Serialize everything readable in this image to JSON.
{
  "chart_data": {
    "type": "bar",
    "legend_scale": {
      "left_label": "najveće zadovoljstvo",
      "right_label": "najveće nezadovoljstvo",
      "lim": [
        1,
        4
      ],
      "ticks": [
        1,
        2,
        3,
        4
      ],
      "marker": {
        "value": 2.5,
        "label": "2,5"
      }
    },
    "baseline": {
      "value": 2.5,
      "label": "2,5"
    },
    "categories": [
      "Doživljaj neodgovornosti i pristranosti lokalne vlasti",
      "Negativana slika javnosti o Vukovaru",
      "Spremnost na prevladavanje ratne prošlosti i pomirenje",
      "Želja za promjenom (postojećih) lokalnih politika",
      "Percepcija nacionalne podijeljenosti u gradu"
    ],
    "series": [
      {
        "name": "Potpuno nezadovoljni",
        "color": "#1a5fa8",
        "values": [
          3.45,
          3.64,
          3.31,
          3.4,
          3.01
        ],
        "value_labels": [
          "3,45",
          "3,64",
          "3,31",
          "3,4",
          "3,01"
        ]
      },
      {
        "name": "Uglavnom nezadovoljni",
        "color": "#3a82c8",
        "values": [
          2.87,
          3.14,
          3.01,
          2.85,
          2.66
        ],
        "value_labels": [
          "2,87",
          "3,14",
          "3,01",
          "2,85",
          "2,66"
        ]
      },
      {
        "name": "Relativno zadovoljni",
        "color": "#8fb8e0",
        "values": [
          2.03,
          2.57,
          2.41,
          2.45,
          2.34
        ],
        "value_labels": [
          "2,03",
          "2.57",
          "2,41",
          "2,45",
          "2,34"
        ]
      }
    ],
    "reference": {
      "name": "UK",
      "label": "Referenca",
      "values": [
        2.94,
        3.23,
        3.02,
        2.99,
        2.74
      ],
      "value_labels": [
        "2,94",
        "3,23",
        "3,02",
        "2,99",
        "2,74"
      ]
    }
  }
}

··········

→ **DIRECTION**: Repeat the records above exactly, leaving none out.

→ **OUTPUT BELOW**:
Serialize everything readable in this image to JSON.
{
  "chart_data": {
    "type": "bar",
    "legend_scale": {
      "left_label": "najveće zadovoljstvo",
      "right_label": "najveće nezadovoljstvo",
      "lim": [
        1,
        4
      ],
      "ticks": [
        1,
        2,
        3,
        4
      ],
      "marker": {
        "value": 2.5,
        "label": "2,5"
      }
    },
    "baseline": {
      "value": 2.5,
      "label": "2,5"
    },
    "categories": [
      "Doživljaj neodgovornosti i pristranosti lokalne vlasti",
      "Negativana slika javnosti o Vukovaru",
      "Spremnost na prevladavanje ratne prošlosti i pomirenje",
      "Želja za promjenom (postojećih) lokalnih politika",
      "Percepcija nacionalne podijeljenosti u gradu"
    ],
    "series": [
      {
        "name": "Potpuno nezadovoljni",
        "color": "#1a5fa8",
        "values": [
          3.45,
          3.64,
          3.31,
          3.4,
          3.01
        ],
        "value_labels": [
          "3,45",
          "3,64",
          "3,31",
          "3,4",
          "3,01"
        ]
      },
      {
        "name": "Uglavnom nezadovoljni",
        "color": "#3a82c8",
        "values": [
          2.87,
          3.14,
          3.01,
          2.85,
          2.66
        ],
        "value_labels": [
          "2,87",
          "3,14",
          "3,01",
          "2,85",
          "2,66"
        ]
      },
      {
        "name": "Relativno zadovoljni",
        "color": "#8fb8e0",
        "values": [
          2.03,
          2.57,
          2.41,
          2.45,
          2.34
        ],
        "value_labels": [
          "2,03",
          "2.57",
          "2,41",
          "2,45",
          "2,34"
        ]
      }
    ],
    "reference": {
      "name": "UK",
      "label": "Referenca",
      "values": [
        2.94,
        3.23,
        3.02,
        2.99,
        2.74
      ],
      "value_labels": [
        "2,94",
        "3,23",
        "3,02",
        "2,99",
        "2,74"
      ]
    }
  }
}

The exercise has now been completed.